▶ **Required task**: Return all lines where the word "Project" can be found.
▼
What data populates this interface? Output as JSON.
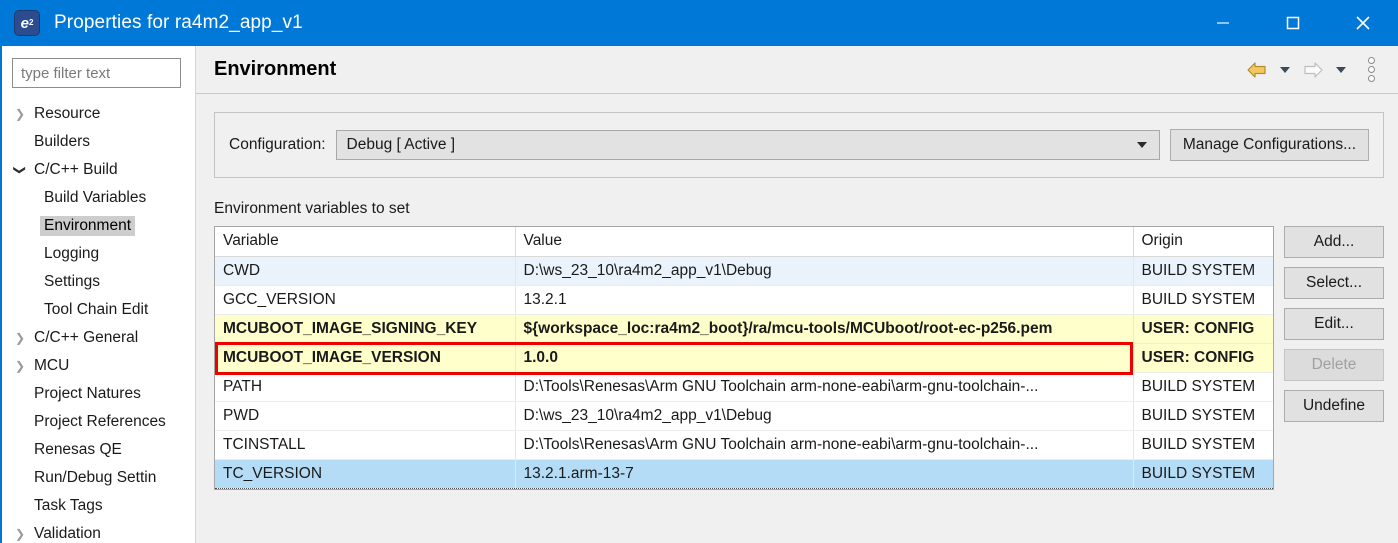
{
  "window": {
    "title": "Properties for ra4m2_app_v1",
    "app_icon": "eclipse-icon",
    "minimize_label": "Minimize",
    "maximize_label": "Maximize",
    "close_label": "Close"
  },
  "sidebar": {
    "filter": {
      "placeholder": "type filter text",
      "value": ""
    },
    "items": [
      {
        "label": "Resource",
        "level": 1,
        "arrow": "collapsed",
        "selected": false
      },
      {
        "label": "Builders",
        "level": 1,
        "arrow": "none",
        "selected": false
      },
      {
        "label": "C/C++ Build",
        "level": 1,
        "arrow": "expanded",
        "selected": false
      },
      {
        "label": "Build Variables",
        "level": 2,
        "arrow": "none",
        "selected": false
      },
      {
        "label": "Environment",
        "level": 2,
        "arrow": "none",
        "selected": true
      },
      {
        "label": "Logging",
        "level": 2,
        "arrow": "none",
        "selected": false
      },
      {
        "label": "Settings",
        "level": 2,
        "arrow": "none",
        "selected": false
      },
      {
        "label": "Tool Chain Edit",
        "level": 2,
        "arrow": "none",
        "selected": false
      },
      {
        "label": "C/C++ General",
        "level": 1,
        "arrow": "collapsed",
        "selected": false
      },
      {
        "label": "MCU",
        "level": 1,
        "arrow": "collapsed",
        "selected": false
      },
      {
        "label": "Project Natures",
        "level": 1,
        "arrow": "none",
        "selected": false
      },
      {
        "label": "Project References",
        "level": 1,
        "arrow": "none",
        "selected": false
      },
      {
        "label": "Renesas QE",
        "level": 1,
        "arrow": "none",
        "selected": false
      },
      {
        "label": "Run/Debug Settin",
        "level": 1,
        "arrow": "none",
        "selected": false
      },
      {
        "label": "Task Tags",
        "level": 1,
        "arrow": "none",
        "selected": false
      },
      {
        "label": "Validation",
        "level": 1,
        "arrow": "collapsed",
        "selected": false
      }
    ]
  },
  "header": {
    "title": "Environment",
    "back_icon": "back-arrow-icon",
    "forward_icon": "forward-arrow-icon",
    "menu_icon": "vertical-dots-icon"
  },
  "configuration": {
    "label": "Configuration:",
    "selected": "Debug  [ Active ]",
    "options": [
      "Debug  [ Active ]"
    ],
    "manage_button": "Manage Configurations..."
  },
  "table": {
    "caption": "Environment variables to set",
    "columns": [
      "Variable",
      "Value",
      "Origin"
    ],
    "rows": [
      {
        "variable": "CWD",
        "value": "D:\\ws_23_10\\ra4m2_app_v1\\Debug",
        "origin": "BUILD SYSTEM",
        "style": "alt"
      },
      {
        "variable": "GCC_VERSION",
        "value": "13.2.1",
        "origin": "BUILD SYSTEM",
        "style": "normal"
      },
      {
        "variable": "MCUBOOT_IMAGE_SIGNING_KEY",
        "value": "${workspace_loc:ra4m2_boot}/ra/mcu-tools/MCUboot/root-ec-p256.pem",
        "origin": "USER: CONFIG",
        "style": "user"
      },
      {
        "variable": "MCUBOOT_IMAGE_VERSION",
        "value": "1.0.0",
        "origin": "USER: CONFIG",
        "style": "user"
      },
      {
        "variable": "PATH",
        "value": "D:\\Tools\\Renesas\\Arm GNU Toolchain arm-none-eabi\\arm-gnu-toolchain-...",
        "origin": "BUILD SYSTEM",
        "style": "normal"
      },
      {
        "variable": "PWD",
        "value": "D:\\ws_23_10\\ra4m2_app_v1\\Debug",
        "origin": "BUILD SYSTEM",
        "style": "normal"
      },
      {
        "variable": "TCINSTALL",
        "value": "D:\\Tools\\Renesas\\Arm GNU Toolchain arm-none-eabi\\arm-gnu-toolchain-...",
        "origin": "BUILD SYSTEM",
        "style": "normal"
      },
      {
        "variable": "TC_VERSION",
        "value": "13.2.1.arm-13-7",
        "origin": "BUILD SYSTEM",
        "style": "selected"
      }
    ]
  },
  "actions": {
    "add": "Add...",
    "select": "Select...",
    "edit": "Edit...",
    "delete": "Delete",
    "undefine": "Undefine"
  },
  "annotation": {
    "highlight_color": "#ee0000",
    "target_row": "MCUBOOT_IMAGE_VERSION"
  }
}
▲
▼
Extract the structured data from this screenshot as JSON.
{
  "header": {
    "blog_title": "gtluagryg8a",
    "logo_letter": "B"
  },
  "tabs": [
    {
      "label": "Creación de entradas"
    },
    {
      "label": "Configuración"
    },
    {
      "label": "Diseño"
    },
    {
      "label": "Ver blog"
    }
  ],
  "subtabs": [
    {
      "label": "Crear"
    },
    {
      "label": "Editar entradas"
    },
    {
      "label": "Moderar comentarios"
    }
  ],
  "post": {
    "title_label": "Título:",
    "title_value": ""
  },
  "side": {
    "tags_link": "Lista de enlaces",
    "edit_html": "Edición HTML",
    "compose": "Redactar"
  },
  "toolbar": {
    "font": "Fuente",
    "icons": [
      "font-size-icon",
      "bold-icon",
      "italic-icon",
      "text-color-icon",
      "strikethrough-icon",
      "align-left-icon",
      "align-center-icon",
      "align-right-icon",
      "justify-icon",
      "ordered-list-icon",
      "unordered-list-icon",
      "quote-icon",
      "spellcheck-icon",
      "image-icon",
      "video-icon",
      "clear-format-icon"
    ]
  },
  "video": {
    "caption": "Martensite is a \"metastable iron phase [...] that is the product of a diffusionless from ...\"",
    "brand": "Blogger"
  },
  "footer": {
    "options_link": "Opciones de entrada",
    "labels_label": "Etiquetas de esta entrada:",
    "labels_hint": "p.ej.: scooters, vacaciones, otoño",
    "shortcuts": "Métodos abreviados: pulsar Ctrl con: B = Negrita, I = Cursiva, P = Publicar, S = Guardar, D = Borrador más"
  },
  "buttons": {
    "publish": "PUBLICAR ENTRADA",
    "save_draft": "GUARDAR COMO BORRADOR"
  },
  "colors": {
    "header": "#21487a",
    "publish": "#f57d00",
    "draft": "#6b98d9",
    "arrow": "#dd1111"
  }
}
▲
▶ **Correct result**:
        "label": "Project Natures",
        "label": "Project References",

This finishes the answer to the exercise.